--- Begin ---
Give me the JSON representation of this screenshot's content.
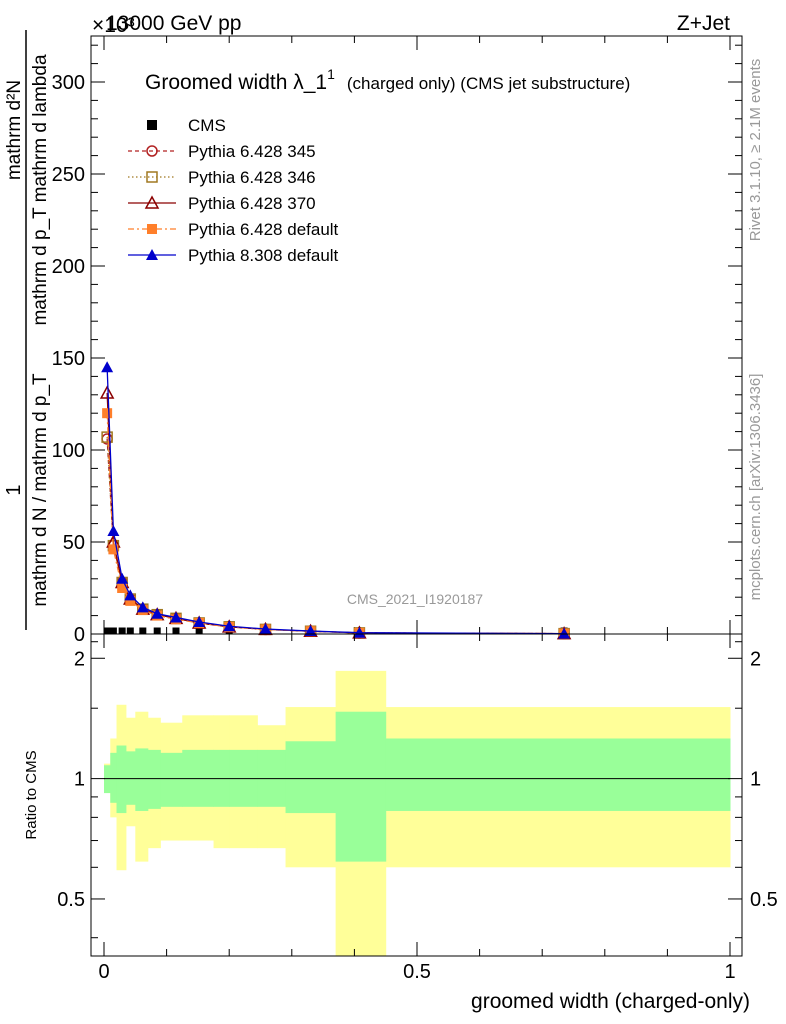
{
  "header": {
    "energy_label": "13000 GeV pp",
    "process_label": "Z+Jet",
    "axis_multiplier": "×10³",
    "rivet_label": "Rivet 3.1.10, ≥ 2.1M events",
    "site_label": "mcplots.cern.ch [arXiv:1306.3436]",
    "analysis_id": "CMS_2021_I1920187"
  },
  "chart_data": [
    {
      "type": "line",
      "panel": "main",
      "title_main": "Groomed width λ_1",
      "title_sup": "1",
      "title_suffix": "(charged only) (CMS jet substructure)",
      "ylabel_numer": "1",
      "ylabel_denom": "mathrm d N / mathrm d p_T",
      "ylabel_right_numer": "mathrm d²N",
      "ylabel_right_denom": "mathrm d p_T mathrm d lambda",
      "xlim": [
        0,
        1
      ],
      "ylim": [
        0,
        325
      ],
      "yticks": [
        0,
        50,
        100,
        150,
        200,
        250,
        300
      ],
      "legend_position": "top-left",
      "x": [
        0.005,
        0.015,
        0.029,
        0.042,
        0.062,
        0.085,
        0.115,
        0.152,
        0.2,
        0.258,
        0.33,
        0.408,
        0.735
      ],
      "series": [
        {
          "name": "CMS",
          "marker": "square-filled",
          "color": "#000000",
          "line": "none",
          "values": [
            0.4,
            0.4,
            0.4,
            0.4,
            0.4,
            0.4,
            0.4,
            0.4,
            0.4,
            0.4,
            0.4,
            0.3,
            0.1
          ]
        },
        {
          "name": "Pythia 6.428 345",
          "marker": "circle-open",
          "color": "#b22222",
          "line": "dashed",
          "values": [
            106,
            48,
            28,
            19,
            13.5,
            10.5,
            8.5,
            6,
            3.9,
            2.5,
            1.5,
            0.6,
            0.2
          ]
        },
        {
          "name": "Pythia 6.428 346",
          "marker": "square-open",
          "color": "#a07820",
          "line": "dotted",
          "values": [
            107,
            48,
            28,
            19,
            13.5,
            10.5,
            8.5,
            6,
            3.9,
            2.5,
            1.5,
            0.6,
            0.2
          ]
        },
        {
          "name": "Pythia 6.428 370",
          "marker": "triangle-open",
          "color": "#8b0000",
          "line": "solid",
          "values": [
            131,
            50,
            28,
            19,
            13.5,
            10.5,
            8.5,
            6,
            3.9,
            2.5,
            1.5,
            0.6,
            0.2
          ]
        },
        {
          "name": "Pythia 6.428 default",
          "marker": "square-filled",
          "color": "#ff7f2a",
          "line": "dashdot",
          "values": [
            120,
            46,
            25,
            18,
            13,
            10,
            8,
            6,
            3.8,
            2.5,
            1.5,
            0.6,
            0.2
          ]
        },
        {
          "name": "Pythia 8.308 default",
          "marker": "triangle-filled",
          "color": "#0000cc",
          "line": "solid",
          "values": [
            145,
            56,
            30,
            21,
            14.5,
            11,
            9,
            6.5,
            4.2,
            2.7,
            1.6,
            0.7,
            0.2
          ]
        }
      ]
    },
    {
      "type": "area",
      "panel": "ratio",
      "ylabel": "Ratio to CMS",
      "xlabel": "groomed width (charged-only)",
      "xlim": [
        0,
        1
      ],
      "ylim": [
        0.36,
        2.3
      ],
      "yticks": [
        0.5,
        1,
        2
      ],
      "xticks": [
        0,
        0.5,
        1
      ],
      "reference_line": 1,
      "bin_edges": [
        0,
        0.01,
        0.02,
        0.035,
        0.05,
        0.07,
        0.09,
        0.125,
        0.175,
        0.2,
        0.245,
        0.29,
        0.37,
        0.45,
        1.0
      ],
      "green_band": {
        "name": "stat",
        "color": "#99ff99",
        "lo": [
          0.92,
          0.87,
          0.82,
          0.86,
          0.83,
          0.84,
          0.85,
          0.85,
          0.85,
          0.85,
          0.85,
          0.82,
          0.62,
          0.83
        ],
        "hi": [
          1.08,
          1.16,
          1.21,
          1.17,
          1.19,
          1.18,
          1.16,
          1.18,
          1.18,
          1.18,
          1.18,
          1.24,
          1.47,
          1.26
        ]
      },
      "yellow_band": {
        "name": "syst",
        "color": "#ffff99",
        "lo": [
          0.94,
          0.8,
          0.59,
          0.76,
          0.62,
          0.67,
          0.7,
          0.7,
          0.67,
          0.67,
          0.67,
          0.6,
          0.36,
          0.6
        ],
        "hi": [
          1.09,
          1.26,
          1.53,
          1.42,
          1.47,
          1.42,
          1.38,
          1.44,
          1.44,
          1.44,
          1.36,
          1.51,
          1.86,
          1.51
        ]
      }
    }
  ]
}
--- End ---
WHAT TO DO – Collect each line above holding the string "open".

COMPLETED EXERCISE –
          "marker": "circle-open",
          "marker": "square-open",
          "marker": "triangle-open",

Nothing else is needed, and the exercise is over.